— What to produce —
Give the number of lines containing the word "представленных" and nothing more.

— Material supplied —
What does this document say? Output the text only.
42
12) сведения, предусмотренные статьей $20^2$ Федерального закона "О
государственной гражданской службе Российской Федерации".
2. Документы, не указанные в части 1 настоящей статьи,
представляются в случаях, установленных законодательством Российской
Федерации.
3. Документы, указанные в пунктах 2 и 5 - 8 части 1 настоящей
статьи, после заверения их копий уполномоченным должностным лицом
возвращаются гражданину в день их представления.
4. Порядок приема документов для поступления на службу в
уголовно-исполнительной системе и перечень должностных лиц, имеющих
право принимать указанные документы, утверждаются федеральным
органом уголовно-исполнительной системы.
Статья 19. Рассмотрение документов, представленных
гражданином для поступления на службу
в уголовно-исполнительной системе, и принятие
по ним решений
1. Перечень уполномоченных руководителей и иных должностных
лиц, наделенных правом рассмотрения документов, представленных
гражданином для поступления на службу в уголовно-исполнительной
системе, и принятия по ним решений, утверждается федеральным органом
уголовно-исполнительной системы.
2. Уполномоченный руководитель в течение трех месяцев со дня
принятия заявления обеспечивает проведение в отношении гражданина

---

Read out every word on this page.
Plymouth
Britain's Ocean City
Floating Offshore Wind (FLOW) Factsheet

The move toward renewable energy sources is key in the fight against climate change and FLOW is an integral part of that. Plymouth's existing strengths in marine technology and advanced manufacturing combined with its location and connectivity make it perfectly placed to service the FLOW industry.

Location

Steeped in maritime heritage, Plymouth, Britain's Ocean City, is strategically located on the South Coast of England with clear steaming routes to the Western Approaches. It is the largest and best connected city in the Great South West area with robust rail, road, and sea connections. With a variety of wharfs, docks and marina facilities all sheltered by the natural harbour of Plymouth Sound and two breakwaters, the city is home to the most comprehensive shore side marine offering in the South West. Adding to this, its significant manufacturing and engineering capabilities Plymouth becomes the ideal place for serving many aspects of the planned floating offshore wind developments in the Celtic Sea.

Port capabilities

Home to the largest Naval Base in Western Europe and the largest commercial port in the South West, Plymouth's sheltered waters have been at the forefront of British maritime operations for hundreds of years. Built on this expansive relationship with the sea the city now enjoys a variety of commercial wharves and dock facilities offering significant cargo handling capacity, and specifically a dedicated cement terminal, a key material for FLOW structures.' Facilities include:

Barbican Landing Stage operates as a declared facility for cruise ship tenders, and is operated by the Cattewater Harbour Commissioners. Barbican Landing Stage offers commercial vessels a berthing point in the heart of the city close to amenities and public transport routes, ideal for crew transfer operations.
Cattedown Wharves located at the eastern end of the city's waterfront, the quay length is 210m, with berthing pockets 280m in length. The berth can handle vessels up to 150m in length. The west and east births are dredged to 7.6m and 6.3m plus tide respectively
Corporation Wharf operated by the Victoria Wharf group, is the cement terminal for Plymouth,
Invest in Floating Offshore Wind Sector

— Answer —
2